>> Begin

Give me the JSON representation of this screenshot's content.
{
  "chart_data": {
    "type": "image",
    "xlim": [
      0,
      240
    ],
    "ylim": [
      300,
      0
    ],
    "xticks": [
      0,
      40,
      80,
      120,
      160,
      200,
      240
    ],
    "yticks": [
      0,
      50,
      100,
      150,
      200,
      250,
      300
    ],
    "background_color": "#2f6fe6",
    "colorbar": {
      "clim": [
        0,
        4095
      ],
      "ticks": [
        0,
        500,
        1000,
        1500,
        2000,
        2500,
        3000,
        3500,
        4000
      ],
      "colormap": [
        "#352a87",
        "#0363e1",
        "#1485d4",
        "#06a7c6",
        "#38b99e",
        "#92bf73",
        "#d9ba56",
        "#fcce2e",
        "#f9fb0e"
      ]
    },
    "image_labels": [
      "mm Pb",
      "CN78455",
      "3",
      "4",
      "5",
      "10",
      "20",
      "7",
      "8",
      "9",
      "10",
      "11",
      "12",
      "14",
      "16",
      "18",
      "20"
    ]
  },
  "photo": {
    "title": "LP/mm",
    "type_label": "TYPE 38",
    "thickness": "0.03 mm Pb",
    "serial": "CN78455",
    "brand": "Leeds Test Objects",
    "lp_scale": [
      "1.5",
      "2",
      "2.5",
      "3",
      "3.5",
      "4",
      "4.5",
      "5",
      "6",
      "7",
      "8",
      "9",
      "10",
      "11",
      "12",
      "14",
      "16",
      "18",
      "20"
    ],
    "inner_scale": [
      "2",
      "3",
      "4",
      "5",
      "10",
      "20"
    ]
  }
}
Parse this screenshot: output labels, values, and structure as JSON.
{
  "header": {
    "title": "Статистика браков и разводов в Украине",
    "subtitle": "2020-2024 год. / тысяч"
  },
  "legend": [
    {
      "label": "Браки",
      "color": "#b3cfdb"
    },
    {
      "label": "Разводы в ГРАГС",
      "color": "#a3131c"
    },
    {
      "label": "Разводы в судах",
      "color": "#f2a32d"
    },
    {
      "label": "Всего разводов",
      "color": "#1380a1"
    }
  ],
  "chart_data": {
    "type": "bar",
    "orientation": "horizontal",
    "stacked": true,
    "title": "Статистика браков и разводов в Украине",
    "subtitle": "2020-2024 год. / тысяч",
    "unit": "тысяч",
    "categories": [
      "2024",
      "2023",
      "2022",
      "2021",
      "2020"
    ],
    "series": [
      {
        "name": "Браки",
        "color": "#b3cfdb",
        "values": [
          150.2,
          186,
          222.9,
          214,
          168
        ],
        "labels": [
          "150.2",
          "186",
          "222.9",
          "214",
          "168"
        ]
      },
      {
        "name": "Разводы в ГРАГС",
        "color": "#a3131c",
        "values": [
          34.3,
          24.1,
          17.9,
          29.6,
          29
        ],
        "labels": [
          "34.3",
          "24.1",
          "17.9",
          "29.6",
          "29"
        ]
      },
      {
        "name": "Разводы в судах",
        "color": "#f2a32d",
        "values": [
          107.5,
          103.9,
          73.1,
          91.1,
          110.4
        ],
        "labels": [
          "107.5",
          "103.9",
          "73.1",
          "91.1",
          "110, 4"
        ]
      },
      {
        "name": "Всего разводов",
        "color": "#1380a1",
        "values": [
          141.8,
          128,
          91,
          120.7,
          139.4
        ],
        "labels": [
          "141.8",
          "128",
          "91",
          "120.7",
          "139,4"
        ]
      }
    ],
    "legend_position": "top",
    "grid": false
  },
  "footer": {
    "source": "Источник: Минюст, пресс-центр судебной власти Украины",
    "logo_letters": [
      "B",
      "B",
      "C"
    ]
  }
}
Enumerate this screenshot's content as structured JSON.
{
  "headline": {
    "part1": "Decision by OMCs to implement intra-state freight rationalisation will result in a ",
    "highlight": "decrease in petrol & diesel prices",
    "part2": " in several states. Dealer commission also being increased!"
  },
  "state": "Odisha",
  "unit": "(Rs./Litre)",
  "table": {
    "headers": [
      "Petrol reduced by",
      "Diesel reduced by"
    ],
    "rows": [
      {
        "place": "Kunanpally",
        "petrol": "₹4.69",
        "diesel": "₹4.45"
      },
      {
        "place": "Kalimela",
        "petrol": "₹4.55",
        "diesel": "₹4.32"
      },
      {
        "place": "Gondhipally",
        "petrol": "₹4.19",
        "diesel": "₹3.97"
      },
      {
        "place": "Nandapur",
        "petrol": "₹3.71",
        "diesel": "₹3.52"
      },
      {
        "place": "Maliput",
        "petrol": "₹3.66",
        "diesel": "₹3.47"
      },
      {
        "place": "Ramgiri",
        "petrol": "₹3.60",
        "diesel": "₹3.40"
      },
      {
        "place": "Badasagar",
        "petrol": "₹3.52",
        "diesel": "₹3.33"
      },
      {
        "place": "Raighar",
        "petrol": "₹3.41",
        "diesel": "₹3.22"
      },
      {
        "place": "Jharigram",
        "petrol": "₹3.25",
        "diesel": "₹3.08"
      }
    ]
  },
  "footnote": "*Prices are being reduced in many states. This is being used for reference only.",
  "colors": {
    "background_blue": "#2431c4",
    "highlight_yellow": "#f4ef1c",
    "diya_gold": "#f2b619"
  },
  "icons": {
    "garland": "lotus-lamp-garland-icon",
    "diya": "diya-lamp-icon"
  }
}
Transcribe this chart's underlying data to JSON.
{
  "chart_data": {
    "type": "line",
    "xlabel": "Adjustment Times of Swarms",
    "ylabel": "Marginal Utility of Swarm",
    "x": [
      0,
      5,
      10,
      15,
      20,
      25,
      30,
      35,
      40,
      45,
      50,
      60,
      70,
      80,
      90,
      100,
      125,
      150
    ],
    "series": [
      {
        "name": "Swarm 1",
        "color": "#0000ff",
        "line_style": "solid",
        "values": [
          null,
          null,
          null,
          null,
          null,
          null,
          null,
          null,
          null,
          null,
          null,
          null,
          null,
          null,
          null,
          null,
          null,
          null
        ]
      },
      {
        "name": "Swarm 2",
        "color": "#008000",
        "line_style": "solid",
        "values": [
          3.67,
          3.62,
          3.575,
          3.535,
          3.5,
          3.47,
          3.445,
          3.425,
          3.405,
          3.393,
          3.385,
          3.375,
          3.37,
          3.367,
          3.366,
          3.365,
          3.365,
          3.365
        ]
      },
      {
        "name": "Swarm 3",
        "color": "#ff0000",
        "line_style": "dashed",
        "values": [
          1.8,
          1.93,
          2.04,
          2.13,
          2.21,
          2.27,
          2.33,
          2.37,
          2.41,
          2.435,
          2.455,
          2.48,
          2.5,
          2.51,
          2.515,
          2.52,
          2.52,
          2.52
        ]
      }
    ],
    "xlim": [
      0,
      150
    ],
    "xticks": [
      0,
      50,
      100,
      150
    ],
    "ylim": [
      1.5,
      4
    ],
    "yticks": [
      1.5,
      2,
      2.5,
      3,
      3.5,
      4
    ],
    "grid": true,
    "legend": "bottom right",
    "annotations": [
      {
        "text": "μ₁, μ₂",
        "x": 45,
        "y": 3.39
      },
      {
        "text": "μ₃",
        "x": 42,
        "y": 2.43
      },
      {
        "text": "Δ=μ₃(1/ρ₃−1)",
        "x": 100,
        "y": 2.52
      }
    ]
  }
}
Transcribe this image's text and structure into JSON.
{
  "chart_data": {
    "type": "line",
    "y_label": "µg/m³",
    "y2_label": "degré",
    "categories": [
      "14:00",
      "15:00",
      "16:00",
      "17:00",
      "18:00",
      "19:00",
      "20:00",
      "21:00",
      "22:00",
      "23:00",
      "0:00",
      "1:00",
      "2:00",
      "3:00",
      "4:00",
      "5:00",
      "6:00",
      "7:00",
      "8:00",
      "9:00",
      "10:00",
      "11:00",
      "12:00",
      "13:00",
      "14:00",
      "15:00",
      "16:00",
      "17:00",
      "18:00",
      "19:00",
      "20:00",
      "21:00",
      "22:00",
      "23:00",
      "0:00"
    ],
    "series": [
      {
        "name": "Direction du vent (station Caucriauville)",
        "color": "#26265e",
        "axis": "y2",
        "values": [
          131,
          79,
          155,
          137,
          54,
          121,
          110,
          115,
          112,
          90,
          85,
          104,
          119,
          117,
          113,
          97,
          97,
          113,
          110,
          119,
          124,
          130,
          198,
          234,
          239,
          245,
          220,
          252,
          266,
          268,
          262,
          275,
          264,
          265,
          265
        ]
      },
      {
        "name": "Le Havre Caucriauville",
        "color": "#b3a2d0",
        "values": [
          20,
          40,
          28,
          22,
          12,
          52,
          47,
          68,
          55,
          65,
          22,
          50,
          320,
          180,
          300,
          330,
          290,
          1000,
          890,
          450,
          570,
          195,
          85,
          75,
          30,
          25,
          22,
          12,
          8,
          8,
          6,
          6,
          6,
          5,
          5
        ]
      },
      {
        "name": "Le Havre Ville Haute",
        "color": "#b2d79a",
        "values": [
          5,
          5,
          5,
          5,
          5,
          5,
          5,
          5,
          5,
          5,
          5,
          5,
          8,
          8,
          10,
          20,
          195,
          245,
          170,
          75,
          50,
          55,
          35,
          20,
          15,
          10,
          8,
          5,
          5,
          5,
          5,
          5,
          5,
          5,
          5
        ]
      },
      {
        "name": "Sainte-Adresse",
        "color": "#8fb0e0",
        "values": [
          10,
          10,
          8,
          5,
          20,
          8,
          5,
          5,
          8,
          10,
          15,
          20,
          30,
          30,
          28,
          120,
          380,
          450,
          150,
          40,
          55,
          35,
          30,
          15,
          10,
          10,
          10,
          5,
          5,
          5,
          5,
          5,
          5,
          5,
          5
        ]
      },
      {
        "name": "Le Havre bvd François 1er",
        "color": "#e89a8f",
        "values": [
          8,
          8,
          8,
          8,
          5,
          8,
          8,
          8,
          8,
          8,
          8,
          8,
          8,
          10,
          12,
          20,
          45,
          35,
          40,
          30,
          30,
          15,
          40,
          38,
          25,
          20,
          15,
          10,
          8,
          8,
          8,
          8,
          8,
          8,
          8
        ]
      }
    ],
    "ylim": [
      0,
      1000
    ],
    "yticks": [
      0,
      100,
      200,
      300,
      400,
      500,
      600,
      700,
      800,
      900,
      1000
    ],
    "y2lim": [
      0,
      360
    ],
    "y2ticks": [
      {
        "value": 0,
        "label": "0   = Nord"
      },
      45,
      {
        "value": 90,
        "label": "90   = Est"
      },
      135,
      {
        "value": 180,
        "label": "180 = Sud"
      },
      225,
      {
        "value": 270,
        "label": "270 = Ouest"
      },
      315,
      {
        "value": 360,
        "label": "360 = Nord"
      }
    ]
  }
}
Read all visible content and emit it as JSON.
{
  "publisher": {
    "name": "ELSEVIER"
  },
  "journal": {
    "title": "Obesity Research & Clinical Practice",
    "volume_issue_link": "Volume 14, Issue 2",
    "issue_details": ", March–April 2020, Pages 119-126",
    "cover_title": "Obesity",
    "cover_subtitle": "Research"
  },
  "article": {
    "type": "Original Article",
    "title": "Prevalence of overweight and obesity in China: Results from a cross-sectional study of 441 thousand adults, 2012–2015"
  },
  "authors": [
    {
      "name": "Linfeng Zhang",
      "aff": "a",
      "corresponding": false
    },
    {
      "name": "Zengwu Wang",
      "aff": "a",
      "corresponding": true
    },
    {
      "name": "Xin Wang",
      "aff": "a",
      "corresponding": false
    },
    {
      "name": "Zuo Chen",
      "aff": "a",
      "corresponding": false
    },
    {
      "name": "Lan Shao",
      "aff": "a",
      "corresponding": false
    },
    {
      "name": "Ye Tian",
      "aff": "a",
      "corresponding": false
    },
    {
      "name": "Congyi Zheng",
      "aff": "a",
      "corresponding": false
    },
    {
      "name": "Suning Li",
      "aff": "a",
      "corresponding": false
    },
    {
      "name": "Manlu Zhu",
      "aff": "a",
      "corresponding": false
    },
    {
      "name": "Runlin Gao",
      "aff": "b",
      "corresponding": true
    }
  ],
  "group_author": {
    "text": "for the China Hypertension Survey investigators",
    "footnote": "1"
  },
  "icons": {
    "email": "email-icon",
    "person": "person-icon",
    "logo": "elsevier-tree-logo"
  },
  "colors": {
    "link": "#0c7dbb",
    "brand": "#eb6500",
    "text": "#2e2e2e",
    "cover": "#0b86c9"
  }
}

>> End

**GOAL**
Pick out every line above that holds the word "screenshot" and copy it.

**EXPECTED ANSWER**
Give me the JSON representation of this screenshot's content.
Parse this screenshot: output labels, values, and structure as JSON.
Enumerate this screenshot's content as structured JSON.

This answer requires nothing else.